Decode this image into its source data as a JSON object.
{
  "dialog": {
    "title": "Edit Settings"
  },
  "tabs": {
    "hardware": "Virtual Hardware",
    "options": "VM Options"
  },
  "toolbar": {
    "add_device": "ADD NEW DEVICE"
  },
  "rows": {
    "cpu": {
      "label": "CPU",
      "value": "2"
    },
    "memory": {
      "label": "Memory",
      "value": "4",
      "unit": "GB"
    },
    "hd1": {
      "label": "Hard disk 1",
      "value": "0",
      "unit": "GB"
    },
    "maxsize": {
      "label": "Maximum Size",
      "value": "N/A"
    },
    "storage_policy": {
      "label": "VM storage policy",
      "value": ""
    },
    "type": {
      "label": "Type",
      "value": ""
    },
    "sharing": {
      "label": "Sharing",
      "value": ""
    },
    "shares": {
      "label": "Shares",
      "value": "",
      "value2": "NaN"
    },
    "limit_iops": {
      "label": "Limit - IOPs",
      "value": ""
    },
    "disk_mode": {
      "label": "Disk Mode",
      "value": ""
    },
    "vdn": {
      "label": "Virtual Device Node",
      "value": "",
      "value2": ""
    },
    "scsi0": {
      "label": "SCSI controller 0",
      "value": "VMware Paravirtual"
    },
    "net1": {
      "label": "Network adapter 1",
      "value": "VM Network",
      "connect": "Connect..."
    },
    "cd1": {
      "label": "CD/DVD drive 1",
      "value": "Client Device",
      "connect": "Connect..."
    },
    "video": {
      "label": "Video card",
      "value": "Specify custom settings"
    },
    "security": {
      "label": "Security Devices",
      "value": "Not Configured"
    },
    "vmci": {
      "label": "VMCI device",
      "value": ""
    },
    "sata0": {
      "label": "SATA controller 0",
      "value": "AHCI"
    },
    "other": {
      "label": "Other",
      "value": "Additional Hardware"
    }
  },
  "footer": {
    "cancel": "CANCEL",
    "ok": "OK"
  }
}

● ● ● ● ● ● ●

TASK PROMPT: Transcribe the data above in full, exactly.

EXERCISE RESULT:
Decode this image into its source data as a JSON object.
{
  "dialog": {
    "title": "Edit Settings"
  },
  "tabs": {
    "hardware": "Virtual Hardware",
    "options": "VM Options"
  },
  "toolbar": {
    "add_device": "ADD NEW DEVICE"
  },
  "rows": {
    "cpu": {
      "label": "CPU",
      "value": "2"
    },
    "memory": {
      "label": "Memory",
      "value": "4",
      "unit": "GB"
    },
    "hd1": {
      "label": "Hard disk 1",
      "value": "0",
      "unit": "GB"
    },
    "maxsize": {
      "label": "Maximum Size",
      "value": "N/A"
    },
    "storage_policy": {
      "label": "VM storage policy",
      "value": ""
    },
    "type": {
      "label": "Type",
      "value": ""
    },
    "sharing": {
      "label": "Sharing",
      "value": ""
    },
    "shares": {
      "label": "Shares",
      "value": "",
      "value2": "NaN"
    },
    "limit_iops": {
      "label": "Limit - IOPs",
      "value": ""
    },
    "disk_mode": {
      "label": "Disk Mode",
      "value": ""
    },
    "vdn": {
      "label": "Virtual Device Node",
      "value": "",
      "value2": ""
    },
    "scsi0": {
      "label": "SCSI controller 0",
      "value": "VMware Paravirtual"
    },
    "net1": {
      "label": "Network adapter 1",
      "value": "VM Network",
      "connect": "Connect..."
    },
    "cd1": {
      "label": "CD/DVD drive 1",
      "value": "Client Device",
      "connect": "Connect..."
    },
    "video": {
      "label": "Video card",
      "value": "Specify custom settings"
    },
    "security": {
      "label": "Security Devices",
      "value": "Not Configured"
    },
    "vmci": {
      "label": "VMCI device",
      "value": ""
    },
    "sata0": {
      "label": "SATA controller 0",
      "value": "AHCI"
    },
    "other": {
      "label": "Other",
      "value": "Additional Hardware"
    }
  },
  "footer": {
    "cancel": "CANCEL",
    "ok": "OK"
  }
}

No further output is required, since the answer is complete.